__TEXTE FOURNI__.
▽

Bien entendu la réalité est plus complexe que cela, mais vous avez l’idée. Si on a une grande masse de données et qu’il faut faire une opération de bourrin en répétant en masse la même chose, le GPU est très efficace.

L’IA neuronale, le domaine de prédilection des GPUs

Je suis désolé par avance, mais pour expliquer l’intérêt des GPUs pour l’IA, je dois commencer par parler de l’IA et des réseaux de neurones. L’IA est un domaine riche, qui utilise de très nombreuses approches différentes. Depuis plusieurs années l’approche à base de réseaux de neurones a montré son efficacité, en particulier en faisant les calculs sur GPUs.

Pour tout vous expliquer, je passe par un exemple très simple de petit réseau de neurones, deux entrées, deux sorties, et une couche cachée. w_1,1 indique le poids de la connexion entre x1 et h1. v_1,1 le poids entre h1 et y1, etc.
le schéma ci-dessous représente ce réseau.

Il y a de nombreuses opérations qui vont être effectuées sur ce type de réseau, mais une opération typique est l’étape du feed-forward. Il s’agit dans cette opération de passer de la data en entrée et de calculer les valeurs que le réseau va produire en sortie (au niveau de y1 et y2 donc). C’est typiquement ce qui va se passer lors de l’inférence au niveau d’un modèle de langue.

Et bien tout ceci se fait avec une série de multiplications et d’additions de matrices, telle qu’illustrée dans la figure suivante.

△

__SECTION DES DONNÉES__.
▽

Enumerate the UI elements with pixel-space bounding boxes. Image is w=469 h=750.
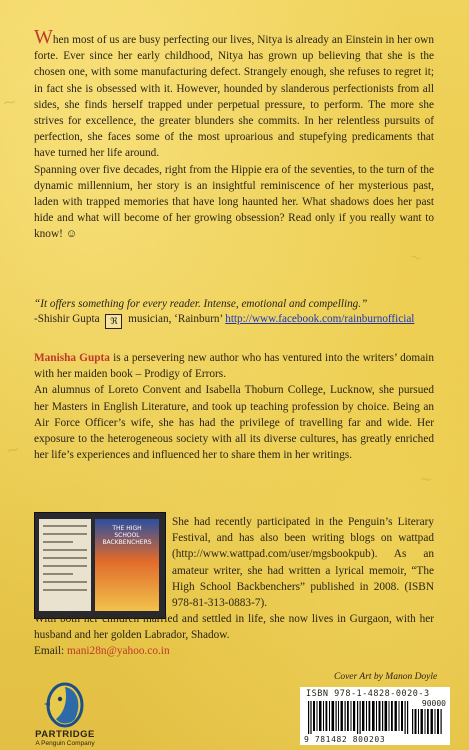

△

__CONSIGNE 1__.
Répondez aux questions suivantes à partir du texte sur les GPU et l'IA :
(a) Dans quelle situation le GPU se révèle-t-il très efficace ?
(b) Combien d'entrées, de sorties et de couches cachées compte le petit réseau de neurones pris en exemple ?
(c) Que désigne la notation w_1,1 ?
__CONSIGNE 2__.
Dans le texte sur les GPU et l'IA, condensez en deux phrases au plus le paragraphe qui débute par « Je suis désolé par avance », sans en perdre les faits essentiels.
__CONSIGNE 3__.
Poursuivez le texte sur les GPU et l'IA à la suite de sa dernière phrase.

__RÉSULTAT 1__.
(a) Lorsqu'on dispose d'une grande masse de données et qu'il faut effectuer une opération en répétant en masse la même chose.
(b) Deux entrées, deux sorties et une couche cachée.
(c) Le poids de la connexion entre x1 et h1.

__RÉSULTAT 2__.
Pour montrer l'intérêt des GPU en IA, il faut d'abord présenter l'IA et les réseaux de neurones, l'IA étant un domaine riche aux approches très nombreuses. Depuis plusieurs années, l'approche fondée sur les réseaux de neurones a prouvé son efficacité, notamment avec des calculs effectués sur GPU.

__RÉSULTAT 3__.
Alors bien entendu c’est sans doute totalement incompréhensible si vous n’avez pas déjà de bons rudiments de maths et quelques connaissances sur les réseaux de neurones. Mais si on résume on voit que ce qu’envoie la couche cachée vers les sorties est une somme pondérée des valeurs d’entrée, avec des pondérations qui sont les poids indiqués par les w_1,1 et cie.

Puis on voit que, selon certains choix sur les caractéristiques du réseau (linéaire ou non par exemple,) on va avoir un calcul plus ou moins complexe pour les valeurs de sortie, mais que ce sera toujours un produit entre des matrices, et aussi des sommes entre vecteurs.

Et c’est là que la “magie” des GPUs opèrent car leur architecture est conçue pour faire efficacement cette opération de multiplication et addition de matrices entre elles. Plus précisément, l’opération dite FMA pour Fused Multiply-Add, est implantée en dur dans les architectures de GPUs depuis Fermi (2010), mais aussi ensuite dans Kepler (2012), Maxwel (2016), Volta (2017), etc.
Je ne vais pas rentrer dans les détails, mais ce qui permet AU GPU de réaliser les opérations matricielles très rapidement c’est la conjonction entre la facilité du GPU à traiter cette opération de multiplication-addition sur les flottants, et l’aspect massivement parallèle de son architecture.

La figure ci-dessous illustre le fait qu’en donnant des blocs différents des matrices d’entrées qu’une multiplication à plusieurs unités de calcul, on peut faire un calcul beaucoup plus vite.

Avec 4 unités de calcul en parallèle on fait ce calcul en un seul cycle, à condition que la data soit bien mis aux bons endroits.

Je résume

Au final c’est conceptuellement très simple un GPU : sur un bout de silicium on va caser plus d’unités de calcul, toutes plus simples et qui sont bien pilotées et qui ont accès à de la data via des cache “locaux” à des blocs d’unités de calcul.

En faisant ça, on réalise dans chaque cœur des calculs plus simples, mais très très vite. Si on a un problème qui peut bénéficier d’une découpe simple de sa data en blocs de sous-données faciles à traiter de la même manière, alors le GPU fera des miracles !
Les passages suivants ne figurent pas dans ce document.